What to work on: Count every line below in which "Panasonic" occurs, then give only the count.

Data listing:

★ ★ ★ ★ ★ ★ ★

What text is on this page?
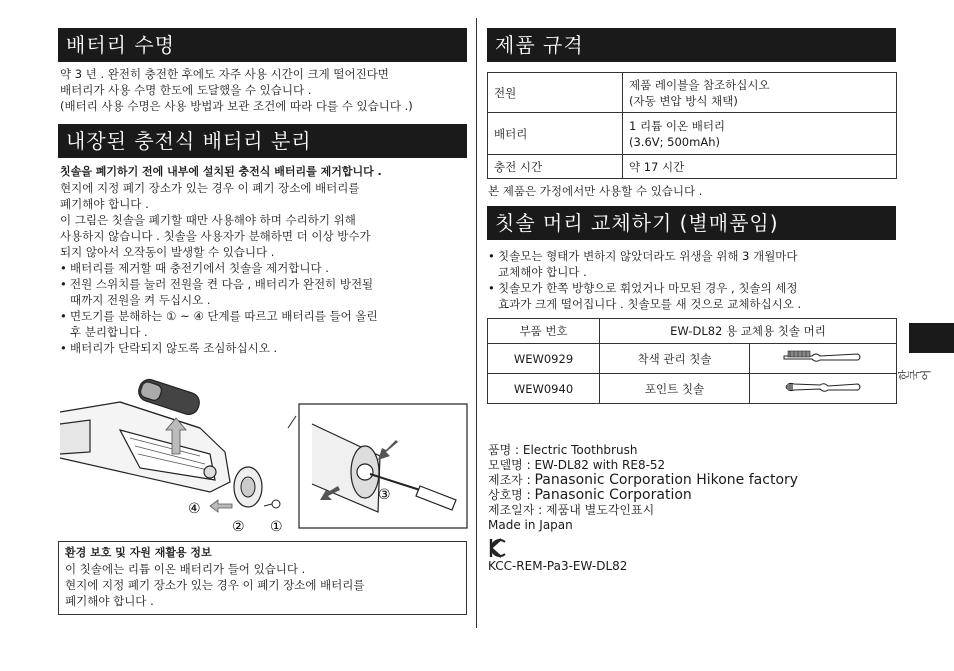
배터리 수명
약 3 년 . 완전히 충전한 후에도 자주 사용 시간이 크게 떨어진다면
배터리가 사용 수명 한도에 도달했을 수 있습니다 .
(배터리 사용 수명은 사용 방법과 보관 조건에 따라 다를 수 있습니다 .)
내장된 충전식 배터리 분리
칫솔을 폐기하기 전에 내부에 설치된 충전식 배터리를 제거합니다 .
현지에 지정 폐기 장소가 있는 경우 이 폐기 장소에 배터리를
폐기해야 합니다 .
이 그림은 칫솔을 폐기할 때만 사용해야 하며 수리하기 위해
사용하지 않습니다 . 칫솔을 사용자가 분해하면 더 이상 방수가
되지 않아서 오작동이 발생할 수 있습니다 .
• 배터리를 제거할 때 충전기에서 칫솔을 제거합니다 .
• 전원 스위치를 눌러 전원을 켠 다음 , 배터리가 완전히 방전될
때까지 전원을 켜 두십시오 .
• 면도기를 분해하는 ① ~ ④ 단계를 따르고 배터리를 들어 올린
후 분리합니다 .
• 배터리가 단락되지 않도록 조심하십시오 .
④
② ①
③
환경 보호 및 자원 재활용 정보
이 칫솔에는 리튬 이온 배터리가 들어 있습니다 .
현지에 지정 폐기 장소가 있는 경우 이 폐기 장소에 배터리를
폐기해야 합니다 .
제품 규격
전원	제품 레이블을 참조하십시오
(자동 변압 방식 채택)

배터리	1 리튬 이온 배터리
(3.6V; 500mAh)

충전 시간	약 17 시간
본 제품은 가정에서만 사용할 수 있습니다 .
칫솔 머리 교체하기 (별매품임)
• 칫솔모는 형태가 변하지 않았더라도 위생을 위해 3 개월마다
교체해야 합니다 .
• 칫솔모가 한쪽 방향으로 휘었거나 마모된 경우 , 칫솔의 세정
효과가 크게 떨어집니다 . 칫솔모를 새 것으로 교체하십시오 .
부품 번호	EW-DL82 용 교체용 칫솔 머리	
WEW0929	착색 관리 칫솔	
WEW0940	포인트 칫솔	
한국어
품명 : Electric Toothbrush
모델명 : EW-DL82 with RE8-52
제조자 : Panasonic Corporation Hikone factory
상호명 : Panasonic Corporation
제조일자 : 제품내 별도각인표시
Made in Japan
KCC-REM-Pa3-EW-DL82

★ ★ ★ ★ ★ ★ ★

Finished answer: 2